§ **Given problem**: The listing must be reproduced in full, exactly as it stands.

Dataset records

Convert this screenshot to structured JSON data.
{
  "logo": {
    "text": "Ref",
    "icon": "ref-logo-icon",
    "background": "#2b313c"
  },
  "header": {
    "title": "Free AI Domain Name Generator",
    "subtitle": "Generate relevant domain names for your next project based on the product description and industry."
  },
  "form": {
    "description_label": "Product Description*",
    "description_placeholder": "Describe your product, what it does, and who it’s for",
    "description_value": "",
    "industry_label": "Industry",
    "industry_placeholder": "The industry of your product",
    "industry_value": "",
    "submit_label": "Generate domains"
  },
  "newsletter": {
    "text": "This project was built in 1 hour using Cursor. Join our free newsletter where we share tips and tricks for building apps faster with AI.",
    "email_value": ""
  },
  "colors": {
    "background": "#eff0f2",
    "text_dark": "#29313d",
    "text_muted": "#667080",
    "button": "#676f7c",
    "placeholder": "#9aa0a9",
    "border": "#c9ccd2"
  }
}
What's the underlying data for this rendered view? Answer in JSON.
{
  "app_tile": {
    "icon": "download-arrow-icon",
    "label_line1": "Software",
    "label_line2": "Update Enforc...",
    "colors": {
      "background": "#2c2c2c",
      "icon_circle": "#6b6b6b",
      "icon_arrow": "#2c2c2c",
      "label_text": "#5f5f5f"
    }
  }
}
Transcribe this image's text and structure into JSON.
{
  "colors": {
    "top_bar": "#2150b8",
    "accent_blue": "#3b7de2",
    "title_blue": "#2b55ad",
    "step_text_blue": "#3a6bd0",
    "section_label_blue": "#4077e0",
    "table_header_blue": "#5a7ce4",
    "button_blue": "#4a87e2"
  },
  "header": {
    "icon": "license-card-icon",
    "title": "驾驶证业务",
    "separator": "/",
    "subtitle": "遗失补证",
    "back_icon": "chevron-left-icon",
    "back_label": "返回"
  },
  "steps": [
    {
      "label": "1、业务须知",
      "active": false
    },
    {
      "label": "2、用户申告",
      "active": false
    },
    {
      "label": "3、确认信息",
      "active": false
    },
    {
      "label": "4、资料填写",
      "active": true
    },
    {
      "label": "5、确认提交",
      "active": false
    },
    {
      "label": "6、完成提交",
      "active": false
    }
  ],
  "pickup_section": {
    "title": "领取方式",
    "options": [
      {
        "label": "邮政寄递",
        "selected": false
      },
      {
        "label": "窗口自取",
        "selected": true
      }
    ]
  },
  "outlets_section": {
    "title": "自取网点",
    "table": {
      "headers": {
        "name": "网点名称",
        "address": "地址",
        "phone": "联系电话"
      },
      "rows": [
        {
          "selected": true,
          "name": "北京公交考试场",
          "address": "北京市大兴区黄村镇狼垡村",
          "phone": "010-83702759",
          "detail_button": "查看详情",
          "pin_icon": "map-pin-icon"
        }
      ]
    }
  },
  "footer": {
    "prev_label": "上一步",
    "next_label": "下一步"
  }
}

§ **Answer to the task**:
Convert this screenshot to structured JSON data.
{
  "logo": {
    "text": "Ref",
    "icon": "ref-logo-icon",
    "background": "#2b313c"
  },
  "header": {
    "title": "Free AI Domain Name Generator",
    "subtitle": "Generate relevant domain names for your next project based on the product description and industry."
  },
  "form": {
    "description_label": "Product Description*",
    "description_placeholder": "Describe your product, what it does, and who it’s for",
    "description_value": "",
    "industry_label": "Industry",
    "industry_placeholder": "The industry of your product",
    "industry_value": "",
    "submit_label": "Generate domains"
  },
  "newsletter": {
    "text": "This project was built in 1 hour using Cursor. Join our free newsletter where we share tips and tricks for building apps faster with AI.",
    "email_value": ""
  },
  "colors": {
    "background": "#eff0f2",
    "text_dark": "#29313d",
    "text_muted": "#667080",
    "button": "#676f7c",
    "placeholder": "#9aa0a9",
    "border": "#c9ccd2"
  }
}
What's the underlying data for this rendered view? Answer in JSON.
{
  "app_tile": {
    "icon": "download-arrow-icon",
    "label_line1": "Software",
    "label_line2": "Update Enforc...",
    "colors": {
      "background": "#2c2c2c",
      "icon_circle": "#6b6b6b",
      "icon_arrow": "#2c2c2c",
      "label_text": "#5f5f5f"
    }
  }
}
Transcribe this image's text and structure into JSON.
{
  "colors": {
    "top_bar": "#2150b8",
    "accent_blue": "#3b7de2",
    "title_blue": "#2b55ad",
    "step_text_blue": "#3a6bd0",
    "section_label_blue": "#4077e0",
    "table_header_blue": "#5a7ce4",
    "button_blue": "#4a87e2"
  },
  "header": {
    "icon": "license-card-icon",
    "title": "驾驶证业务",
    "separator": "/",
    "subtitle": "遗失补证",
    "back_icon": "chevron-left-icon",
    "back_label": "返回"
  },
  "steps": [
    {
      "label": "1、业务须知",
      "active": false
    },
    {
      "label": "2、用户申告",
      "active": false
    },
    {
      "label": "3、确认信息",
      "active": false
    },
    {
      "label": "4、资料填写",
      "active": true
    },
    {
      "label": "5、确认提交",
      "active": false
    },
    {
      "label": "6、完成提交",
      "active": false
    }
  ],
  "pickup_section": {
    "title": "领取方式",
    "options": [
      {
        "label": "邮政寄递",
        "selected": false
      },
      {
        "label": "窗口自取",
        "selected": true
      }
    ]
  },
  "outlets_section": {
    "title": "自取网点",
    "table": {
      "headers": {
        "name": "网点名称",
        "address": "地址",
        "phone": "联系电话"
      },
      "rows": [
        {
          "selected": true,
          "name": "北京公交考试场",
          "address": "北京市大兴区黄村镇狼垡村",
          "phone": "010-83702759",
          "detail_button": "查看详情",
          "pin_icon": "map-pin-icon"
        }
      ]
    }
  },
  "footer": {
    "prev_label": "上一步",
    "next_label": "下一步"
  }
}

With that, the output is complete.